(SET EXERCISE):
State how many lines of the entries hold the string "JSON", and nothing more.

(INPUT DATA):
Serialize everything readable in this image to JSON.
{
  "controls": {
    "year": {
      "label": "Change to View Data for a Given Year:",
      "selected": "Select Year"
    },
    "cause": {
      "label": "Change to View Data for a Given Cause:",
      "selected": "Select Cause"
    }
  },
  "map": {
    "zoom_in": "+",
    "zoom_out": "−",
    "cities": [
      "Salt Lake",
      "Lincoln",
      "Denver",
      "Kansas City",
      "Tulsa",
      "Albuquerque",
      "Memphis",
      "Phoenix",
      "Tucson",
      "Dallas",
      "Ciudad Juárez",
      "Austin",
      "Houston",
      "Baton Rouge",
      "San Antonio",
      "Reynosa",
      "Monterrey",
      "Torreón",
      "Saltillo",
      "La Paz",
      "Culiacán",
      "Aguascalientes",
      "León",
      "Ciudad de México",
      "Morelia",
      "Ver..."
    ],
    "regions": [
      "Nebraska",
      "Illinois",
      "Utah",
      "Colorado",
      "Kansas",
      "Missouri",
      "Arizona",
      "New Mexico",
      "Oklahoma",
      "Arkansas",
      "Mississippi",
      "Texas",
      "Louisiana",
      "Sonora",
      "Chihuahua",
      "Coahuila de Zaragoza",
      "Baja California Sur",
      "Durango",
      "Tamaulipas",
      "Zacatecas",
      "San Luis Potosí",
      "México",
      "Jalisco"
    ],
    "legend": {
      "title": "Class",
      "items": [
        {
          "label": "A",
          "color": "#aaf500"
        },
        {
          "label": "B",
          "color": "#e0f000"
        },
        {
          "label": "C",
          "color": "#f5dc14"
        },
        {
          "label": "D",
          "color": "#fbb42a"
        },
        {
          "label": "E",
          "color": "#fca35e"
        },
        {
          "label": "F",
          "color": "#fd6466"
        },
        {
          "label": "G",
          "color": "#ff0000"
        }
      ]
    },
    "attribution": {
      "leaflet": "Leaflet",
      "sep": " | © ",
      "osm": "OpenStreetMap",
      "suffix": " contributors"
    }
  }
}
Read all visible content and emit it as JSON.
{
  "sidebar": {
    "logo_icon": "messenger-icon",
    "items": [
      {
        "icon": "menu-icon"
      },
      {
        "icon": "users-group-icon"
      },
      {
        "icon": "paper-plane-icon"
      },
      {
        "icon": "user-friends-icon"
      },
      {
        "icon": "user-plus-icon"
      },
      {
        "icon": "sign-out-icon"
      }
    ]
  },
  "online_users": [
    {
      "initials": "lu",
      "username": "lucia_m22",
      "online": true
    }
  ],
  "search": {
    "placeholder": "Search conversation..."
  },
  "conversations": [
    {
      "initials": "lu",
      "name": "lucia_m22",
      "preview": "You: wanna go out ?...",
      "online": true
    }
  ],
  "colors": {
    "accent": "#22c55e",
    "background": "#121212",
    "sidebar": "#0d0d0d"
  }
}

(ANSWER IN FULL):
2